◆ DATA ◆
____

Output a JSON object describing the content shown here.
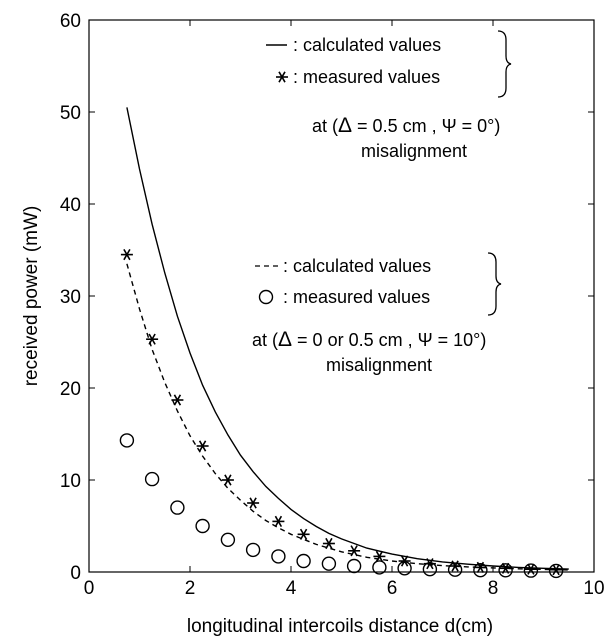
{
  "chart_data": {
    "type": "line",
    "title": "",
    "xlabel": "longitudinal intercoils distance d(cm)",
    "ylabel": "received power (mW)",
    "xlim": [
      0,
      10
    ],
    "ylim": [
      0,
      60
    ],
    "xticks": [
      0,
      2,
      4,
      6,
      8,
      10
    ],
    "yticks": [
      0,
      10,
      20,
      30,
      40,
      50,
      60
    ],
    "grid": false,
    "series": [
      {
        "key": "calc_psi0",
        "style": "solid-line",
        "color": "#000000",
        "x": [
          0.75,
          1.0,
          1.25,
          1.5,
          1.75,
          2.0,
          2.25,
          2.5,
          2.75,
          3.0,
          3.25,
          3.5,
          3.75,
          4.0,
          4.25,
          4.5,
          4.75,
          5.0,
          5.5,
          6.0,
          6.5,
          7.0,
          7.5,
          8.0,
          8.5,
          9.0,
          9.5
        ],
        "y": [
          50.5,
          43.8,
          37.8,
          32.5,
          27.8,
          23.8,
          20.3,
          17.4,
          14.9,
          12.7,
          10.9,
          9.3,
          8.0,
          6.8,
          5.8,
          4.95,
          4.2,
          3.6,
          2.6,
          1.95,
          1.45,
          1.1,
          0.85,
          0.65,
          0.5,
          0.4,
          0.32
        ]
      },
      {
        "key": "meas_psi0",
        "style": "asterisk",
        "color": "#000000",
        "x": [
          0.75,
          1.25,
          1.75,
          2.25,
          2.75,
          3.25,
          3.75,
          4.25,
          4.75,
          5.25,
          5.75,
          6.25,
          6.75,
          7.25,
          7.75,
          8.25,
          8.75,
          9.25
        ],
        "y": [
          34.5,
          25.3,
          18.7,
          13.7,
          10.0,
          7.5,
          5.5,
          4.1,
          3.1,
          2.3,
          1.7,
          1.2,
          0.9,
          0.65,
          0.5,
          0.4,
          0.3,
          0.25
        ]
      },
      {
        "key": "calc_psi10",
        "style": "dashed-line",
        "color": "#000000",
        "x": [
          0.75,
          1.0,
          1.25,
          1.5,
          1.75,
          2.0,
          2.25,
          2.5,
          2.75,
          3.0,
          3.25,
          3.5,
          3.75,
          4.0,
          4.5,
          5.0,
          5.5,
          6.0,
          6.5,
          7.0,
          7.5,
          8.0,
          8.5,
          9.0,
          9.5
        ],
        "y": [
          33.5,
          28.6,
          24.2,
          20.6,
          17.5,
          14.8,
          12.6,
          10.7,
          9.1,
          7.8,
          6.6,
          5.6,
          4.8,
          4.1,
          3.0,
          2.2,
          1.6,
          1.2,
          0.9,
          0.7,
          0.55,
          0.45,
          0.35,
          0.28,
          0.22
        ]
      },
      {
        "key": "meas_psi10",
        "style": "circle",
        "color": "#000000",
        "x": [
          0.75,
          1.25,
          1.75,
          2.25,
          2.75,
          3.25,
          3.75,
          4.25,
          4.75,
          5.25,
          5.75,
          6.25,
          6.75,
          7.25,
          7.75,
          8.25,
          8.75,
          9.25
        ],
        "y": [
          14.3,
          10.1,
          7.0,
          5.0,
          3.5,
          2.4,
          1.7,
          1.2,
          0.9,
          0.65,
          0.5,
          0.4,
          0.3,
          0.25,
          0.2,
          0.18,
          0.15,
          0.12
        ]
      }
    ],
    "annotations": {
      "group1": {
        "line1": ": calculated values",
        "line2": ": measured values",
        "cond_prefix": "at (",
        "cond_delta": "Δ",
        "cond_mid": " = 0.5 cm , Ψ = 0°)",
        "cond_suffix": "misalignment"
      },
      "group2": {
        "line1": ": calculated values",
        "line2": ": measured values",
        "cond_prefix": "at (",
        "cond_delta": "Δ",
        "cond_mid": " = 0 or 0.5 cm , Ψ = 10°)",
        "cond_suffix": "misalignment"
      }
    }
  }
}
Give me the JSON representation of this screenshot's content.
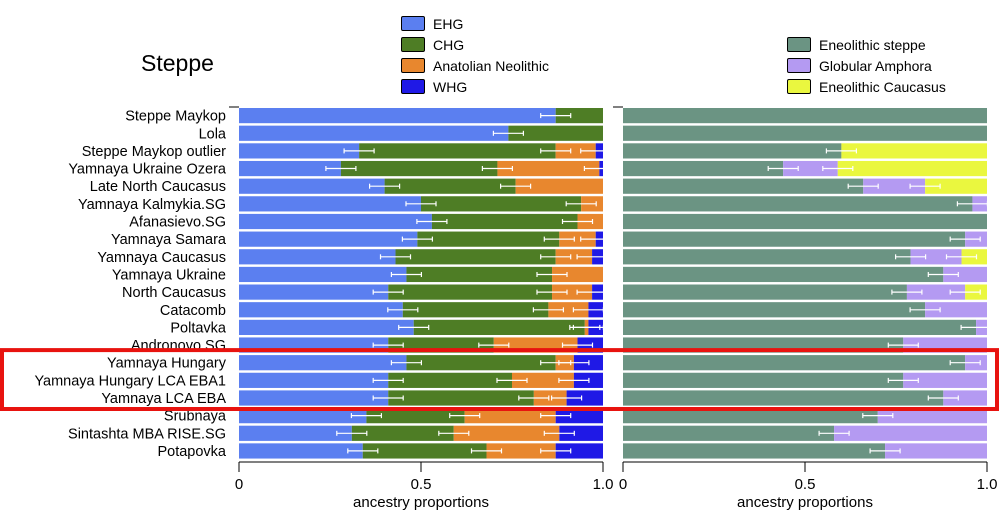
{
  "chart_data": [
    {
      "type": "bar",
      "orientation": "horizontal",
      "stacked": true,
      "title": "Steppe",
      "xlabel": "ancestry proportions",
      "xlim": [
        0,
        1
      ],
      "xticks": [
        "0",
        "0.5",
        "1.0"
      ],
      "categories": [
        "Steppe Maykop",
        "Lola",
        "Steppe Maykop outlier",
        "Yamnaya Ukraine Ozera",
        "Late North Caucasus",
        "Yamnaya Kalmykia.SG",
        "Afanasievo.SG",
        "Yamnaya Samara",
        "Yamnaya Caucasus",
        "Yamnaya Ukraine",
        "North Caucasus",
        "Catacomb",
        "Poltavka",
        "Andronovo.SG",
        "Yamnaya Hungary",
        "Yamnaya Hungary LCA EBA1",
        "Yamnaya LCA EBA",
        "Srubnaya",
        "Sintashta MBA RISE.SG",
        "Potapovka"
      ],
      "series": [
        {
          "name": "EHG",
          "color": "#5b7ff0",
          "values": [
            0.87,
            0.74,
            0.33,
            0.28,
            0.4,
            0.5,
            0.53,
            0.49,
            0.43,
            0.46,
            0.41,
            0.45,
            0.48,
            0.41,
            0.46,
            0.41,
            0.41,
            0.35,
            0.31,
            0.34
          ]
        },
        {
          "name": "CHG",
          "color": "#4e7d25",
          "values": [
            0.13,
            0.26,
            0.54,
            0.43,
            0.36,
            0.44,
            0.4,
            0.39,
            0.44,
            0.4,
            0.45,
            0.4,
            0.47,
            0.29,
            0.41,
            0.34,
            0.4,
            0.27,
            0.28,
            0.34
          ]
        },
        {
          "name": "Anatolian Neolithic",
          "color": "#e8872e",
          "values": [
            0.0,
            0.0,
            0.11,
            0.28,
            0.24,
            0.06,
            0.07,
            0.1,
            0.1,
            0.14,
            0.11,
            0.11,
            0.01,
            0.23,
            0.05,
            0.17,
            0.09,
            0.25,
            0.29,
            0.19
          ]
        },
        {
          "name": "WHG",
          "color": "#1f19e6",
          "values": [
            0.0,
            0.0,
            0.02,
            0.01,
            0.0,
            0.0,
            0.0,
            0.02,
            0.03,
            0.0,
            0.03,
            0.04,
            0.04,
            0.07,
            0.08,
            0.08,
            0.1,
            0.13,
            0.12,
            0.13
          ]
        }
      ]
    },
    {
      "type": "bar",
      "orientation": "horizontal",
      "stacked": true,
      "xlabel": "ancestry proportions",
      "xlim": [
        0,
        1
      ],
      "xticks": [
        "0",
        "0.5",
        "1.0"
      ],
      "categories": [
        "Steppe Maykop",
        "Lola",
        "Steppe Maykop outlier",
        "Yamnaya Ukraine Ozera",
        "Late North Caucasus",
        "Yamnaya Kalmykia.SG",
        "Afanasievo.SG",
        "Yamnaya Samara",
        "Yamnaya Caucasus",
        "Yamnaya Ukraine",
        "North Caucasus",
        "Catacomb",
        "Poltavka",
        "Andronovo.SG",
        "Yamnaya Hungary",
        "Yamnaya Hungary LCA EBA1",
        "Yamnaya LCA EBA",
        "Srubnaya",
        "Sintashta MBA RISE.SG",
        "Potapovka"
      ],
      "series": [
        {
          "name": "Eneolithic steppe",
          "color": "#6b9483",
          "values": [
            1.0,
            1.0,
            0.6,
            0.44,
            0.66,
            0.96,
            1.0,
            0.94,
            0.79,
            0.88,
            0.78,
            0.83,
            0.97,
            0.77,
            0.94,
            0.77,
            0.88,
            0.7,
            0.58,
            0.72
          ]
        },
        {
          "name": "Globular Amphora",
          "color": "#b49af2",
          "values": [
            0.0,
            0.0,
            0.0,
            0.15,
            0.17,
            0.04,
            0.0,
            0.06,
            0.14,
            0.12,
            0.16,
            0.17,
            0.03,
            0.23,
            0.06,
            0.23,
            0.12,
            0.3,
            0.42,
            0.28
          ]
        },
        {
          "name": "Eneolithic Caucasus",
          "color": "#eaf73f",
          "values": [
            0.0,
            0.0,
            0.4,
            0.41,
            0.17,
            0.0,
            0.0,
            0.0,
            0.07,
            0.0,
            0.06,
            0.0,
            0.0,
            0.0,
            0.0,
            0.0,
            0.0,
            0.0,
            0.0,
            0.0
          ]
        }
      ]
    }
  ],
  "highlight_color": "#e8130f"
}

____

◆ DIRECTIVE ◆
Collect every line above that contains the word "Eneolithic".

◆ RESPONSE BELOW ◆
          "name": "Eneolithic steppe",
          "name": "Eneolithic Caucasus",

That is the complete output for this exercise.